What is asked: Write the data out again, exactly as given.

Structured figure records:
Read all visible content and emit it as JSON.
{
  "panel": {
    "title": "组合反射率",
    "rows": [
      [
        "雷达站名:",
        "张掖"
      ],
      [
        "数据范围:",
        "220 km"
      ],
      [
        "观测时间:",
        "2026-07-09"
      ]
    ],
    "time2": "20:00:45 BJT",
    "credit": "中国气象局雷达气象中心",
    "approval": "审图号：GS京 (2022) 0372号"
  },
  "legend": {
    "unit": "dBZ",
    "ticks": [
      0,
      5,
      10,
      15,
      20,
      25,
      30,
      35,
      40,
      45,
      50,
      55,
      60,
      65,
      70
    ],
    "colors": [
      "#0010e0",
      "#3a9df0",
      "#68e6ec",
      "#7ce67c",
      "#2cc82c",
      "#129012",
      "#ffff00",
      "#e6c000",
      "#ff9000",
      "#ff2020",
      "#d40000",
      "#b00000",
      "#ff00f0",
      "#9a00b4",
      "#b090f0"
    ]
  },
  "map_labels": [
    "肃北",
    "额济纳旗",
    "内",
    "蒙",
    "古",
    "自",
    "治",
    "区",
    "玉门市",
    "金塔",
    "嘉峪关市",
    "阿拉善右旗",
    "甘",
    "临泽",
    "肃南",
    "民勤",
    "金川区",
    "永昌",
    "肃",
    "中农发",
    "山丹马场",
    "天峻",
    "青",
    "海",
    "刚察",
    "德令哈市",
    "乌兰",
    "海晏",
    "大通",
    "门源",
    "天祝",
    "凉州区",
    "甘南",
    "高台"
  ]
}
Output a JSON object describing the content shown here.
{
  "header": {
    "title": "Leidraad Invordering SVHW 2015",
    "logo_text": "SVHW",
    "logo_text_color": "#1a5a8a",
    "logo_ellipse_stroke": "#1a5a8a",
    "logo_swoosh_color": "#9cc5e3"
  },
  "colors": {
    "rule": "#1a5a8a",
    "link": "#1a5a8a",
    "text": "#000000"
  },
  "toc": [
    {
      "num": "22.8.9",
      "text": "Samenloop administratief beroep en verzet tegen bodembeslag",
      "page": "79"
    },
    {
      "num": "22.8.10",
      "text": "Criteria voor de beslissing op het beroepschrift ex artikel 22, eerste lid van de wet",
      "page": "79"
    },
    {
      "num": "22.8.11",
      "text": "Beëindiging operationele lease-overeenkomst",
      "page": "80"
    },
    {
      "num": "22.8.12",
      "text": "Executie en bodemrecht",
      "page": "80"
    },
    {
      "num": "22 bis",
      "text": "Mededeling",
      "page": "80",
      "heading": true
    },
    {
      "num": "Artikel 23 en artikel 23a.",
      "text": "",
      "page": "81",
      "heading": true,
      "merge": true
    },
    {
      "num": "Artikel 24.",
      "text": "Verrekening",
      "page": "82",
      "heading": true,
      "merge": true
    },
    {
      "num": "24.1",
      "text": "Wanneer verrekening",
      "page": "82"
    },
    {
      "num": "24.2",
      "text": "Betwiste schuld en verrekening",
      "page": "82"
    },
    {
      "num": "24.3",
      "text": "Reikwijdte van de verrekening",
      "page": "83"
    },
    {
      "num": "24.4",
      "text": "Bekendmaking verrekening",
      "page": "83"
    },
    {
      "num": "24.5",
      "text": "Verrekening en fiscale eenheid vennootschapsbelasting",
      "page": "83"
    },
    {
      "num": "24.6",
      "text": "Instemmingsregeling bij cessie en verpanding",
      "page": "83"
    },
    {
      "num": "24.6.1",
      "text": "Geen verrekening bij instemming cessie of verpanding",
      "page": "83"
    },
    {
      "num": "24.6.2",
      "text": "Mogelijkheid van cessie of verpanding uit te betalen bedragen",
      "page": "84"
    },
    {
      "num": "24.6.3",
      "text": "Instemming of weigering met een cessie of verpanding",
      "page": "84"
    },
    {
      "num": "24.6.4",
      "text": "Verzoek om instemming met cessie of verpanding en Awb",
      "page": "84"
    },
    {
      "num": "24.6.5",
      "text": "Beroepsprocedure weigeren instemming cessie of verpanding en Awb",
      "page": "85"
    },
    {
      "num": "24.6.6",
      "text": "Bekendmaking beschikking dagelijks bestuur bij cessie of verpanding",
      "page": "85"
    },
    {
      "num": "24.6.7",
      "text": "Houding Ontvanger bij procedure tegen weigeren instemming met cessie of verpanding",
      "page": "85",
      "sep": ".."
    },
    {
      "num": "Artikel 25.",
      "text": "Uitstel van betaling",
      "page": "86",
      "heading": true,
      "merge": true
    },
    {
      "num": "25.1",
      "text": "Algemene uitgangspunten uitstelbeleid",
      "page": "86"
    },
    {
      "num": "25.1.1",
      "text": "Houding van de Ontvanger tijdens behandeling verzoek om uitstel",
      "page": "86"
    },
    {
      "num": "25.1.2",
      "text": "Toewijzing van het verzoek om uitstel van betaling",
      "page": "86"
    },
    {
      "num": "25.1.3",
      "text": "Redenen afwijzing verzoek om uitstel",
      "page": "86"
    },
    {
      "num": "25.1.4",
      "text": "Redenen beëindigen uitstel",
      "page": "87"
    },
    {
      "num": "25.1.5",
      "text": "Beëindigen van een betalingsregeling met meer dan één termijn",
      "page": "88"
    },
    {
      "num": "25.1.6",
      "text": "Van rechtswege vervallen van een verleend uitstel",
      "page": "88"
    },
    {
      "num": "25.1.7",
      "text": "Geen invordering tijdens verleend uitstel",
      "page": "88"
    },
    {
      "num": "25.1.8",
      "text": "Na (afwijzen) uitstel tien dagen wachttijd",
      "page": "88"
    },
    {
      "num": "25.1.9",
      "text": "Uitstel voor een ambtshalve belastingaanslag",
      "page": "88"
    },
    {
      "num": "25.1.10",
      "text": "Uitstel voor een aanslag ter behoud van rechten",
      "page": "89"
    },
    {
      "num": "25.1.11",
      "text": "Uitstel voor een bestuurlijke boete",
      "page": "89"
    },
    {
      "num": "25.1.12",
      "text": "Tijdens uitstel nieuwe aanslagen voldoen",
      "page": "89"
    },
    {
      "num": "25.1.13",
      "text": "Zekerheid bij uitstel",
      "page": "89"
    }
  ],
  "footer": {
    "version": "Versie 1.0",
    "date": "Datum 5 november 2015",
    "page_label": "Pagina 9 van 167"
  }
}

Result of this exercise:
Read all visible content and emit it as JSON.
{
  "panel": {
    "title": "组合反射率",
    "rows": [
      [
        "雷达站名:",
        "张掖"
      ],
      [
        "数据范围:",
        "220 km"
      ],
      [
        "观测时间:",
        "2026-07-09"
      ]
    ],
    "time2": "20:00:45 BJT",
    "credit": "中国气象局雷达气象中心",
    "approval": "审图号：GS京 (2022) 0372号"
  },
  "legend": {
    "unit": "dBZ",
    "ticks": [
      0,
      5,
      10,
      15,
      20,
      25,
      30,
      35,
      40,
      45,
      50,
      55,
      60,
      65,
      70
    ],
    "colors": [
      "#0010e0",
      "#3a9df0",
      "#68e6ec",
      "#7ce67c",
      "#2cc82c",
      "#129012",
      "#ffff00",
      "#e6c000",
      "#ff9000",
      "#ff2020",
      "#d40000",
      "#b00000",
      "#ff00f0",
      "#9a00b4",
      "#b090f0"
    ]
  },
  "map_labels": [
    "肃北",
    "额济纳旗",
    "内",
    "蒙",
    "古",
    "自",
    "治",
    "区",
    "玉门市",
    "金塔",
    "嘉峪关市",
    "阿拉善右旗",
    "甘",
    "临泽",
    "肃南",
    "民勤",
    "金川区",
    "永昌",
    "肃",
    "中农发",
    "山丹马场",
    "天峻",
    "青",
    "海",
    "刚察",
    "德令哈市",
    "乌兰",
    "海晏",
    "大通",
    "门源",
    "天祝",
    "凉州区",
    "甘南",
    "高台"
  ]
}
Output a JSON object describing the content shown here.
{
  "header": {
    "title": "Leidraad Invordering SVHW 2015",
    "logo_text": "SVHW",
    "logo_text_color": "#1a5a8a",
    "logo_ellipse_stroke": "#1a5a8a",
    "logo_swoosh_color": "#9cc5e3"
  },
  "colors": {
    "rule": "#1a5a8a",
    "link": "#1a5a8a",
    "text": "#000000"
  },
  "toc": [
    {
      "num": "22.8.9",
      "text": "Samenloop administratief beroep en verzet tegen bodembeslag",
      "page": "79"
    },
    {
      "num": "22.8.10",
      "text": "Criteria voor de beslissing op het beroepschrift ex artikel 22, eerste lid van de wet",
      "page": "79"
    },
    {
      "num": "22.8.11",
      "text": "Beëindiging operationele lease-overeenkomst",
      "page": "80"
    },
    {
      "num": "22.8.12",
      "text": "Executie en bodemrecht",
      "page": "80"
    },
    {
      "num": "22 bis",
      "text": "Mededeling",
      "page": "80",
      "heading": true
    },
    {
      "num": "Artikel 23 en artikel 23a.",
      "text": "",
      "page": "81",
      "heading": true,
      "merge": true
    },
    {
      "num": "Artikel 24.",
      "text": "Verrekening",
      "page": "82",
      "heading": true,
      "merge": true
    },
    {
      "num": "24.1",
      "text": "Wanneer verrekening",
      "page": "82"
    },
    {
      "num": "24.2",
      "text": "Betwiste schuld en verrekening",
      "page": "82"
    },
    {
      "num": "24.3",
      "text": "Reikwijdte van de verrekening",
      "page": "83"
    },
    {
      "num": "24.4",
      "text": "Bekendmaking verrekening",
      "page": "83"
    },
    {
      "num": "24.5",
      "text": "Verrekening en fiscale eenheid vennootschapsbelasting",
      "page": "83"
    },
    {
      "num": "24.6",
      "text": "Instemmingsregeling bij cessie en verpanding",
      "page": "83"
    },
    {
      "num": "24.6.1",
      "text": "Geen verrekening bij instemming cessie of verpanding",
      "page": "83"
    },
    {
      "num": "24.6.2",
      "text": "Mogelijkheid van cessie of verpanding uit te betalen bedragen",
      "page": "84"
    },
    {
      "num": "24.6.3",
      "text": "Instemming of weigering met een cessie of verpanding",
      "page": "84"
    },
    {
      "num": "24.6.4",
      "text": "Verzoek om instemming met cessie of verpanding en Awb",
      "page": "84"
    },
    {
      "num": "24.6.5",
      "text": "Beroepsprocedure weigeren instemming cessie of verpanding en Awb",
      "page": "85"
    },
    {
      "num": "24.6.6",
      "text": "Bekendmaking beschikking dagelijks bestuur bij cessie of verpanding",
      "page": "85"
    },
    {
      "num": "24.6.7",
      "text": "Houding Ontvanger bij procedure tegen weigeren instemming met cessie of verpanding",
      "page": "85",
      "sep": ".."
    },
    {
      "num": "Artikel 25.",
      "text": "Uitstel van betaling",
      "page": "86",
      "heading": true,
      "merge": true
    },
    {
      "num": "25.1",
      "text": "Algemene uitgangspunten uitstelbeleid",
      "page": "86"
    },
    {
      "num": "25.1.1",
      "text": "Houding van de Ontvanger tijdens behandeling verzoek om uitstel",
      "page": "86"
    },
    {
      "num": "25.1.2",
      "text": "Toewijzing van het verzoek om uitstel van betaling",
      "page": "86"
    },
    {
      "num": "25.1.3",
      "text": "Redenen afwijzing verzoek om uitstel",
      "page": "86"
    },
    {
      "num": "25.1.4",
      "text": "Redenen beëindigen uitstel",
      "page": "87"
    },
    {
      "num": "25.1.5",
      "text": "Beëindigen van een betalingsregeling met meer dan één termijn",
      "page": "88"
    },
    {
      "num": "25.1.6",
      "text": "Van rechtswege vervallen van een verleend uitstel",
      "page": "88"
    },
    {
      "num": "25.1.7",
      "text": "Geen invordering tijdens verleend uitstel",
      "page": "88"
    },
    {
      "num": "25.1.8",
      "text": "Na (afwijzen) uitstel tien dagen wachttijd",
      "page": "88"
    },
    {
      "num": "25.1.9",
      "text": "Uitstel voor een ambtshalve belastingaanslag",
      "page": "88"
    },
    {
      "num": "25.1.10",
      "text": "Uitstel voor een aanslag ter behoud van rechten",
      "page": "89"
    },
    {
      "num": "25.1.11",
      "text": "Uitstel voor een bestuurlijke boete",
      "page": "89"
    },
    {
      "num": "25.1.12",
      "text": "Tijdens uitstel nieuwe aanslagen voldoen",
      "page": "89"
    },
    {
      "num": "25.1.13",
      "text": "Zekerheid bij uitstel",
      "page": "89"
    }
  ],
  "footer": {
    "version": "Versie 1.0",
    "date": "Datum 5 november 2015",
    "page_label": "Pagina 9 van 167"
  }
}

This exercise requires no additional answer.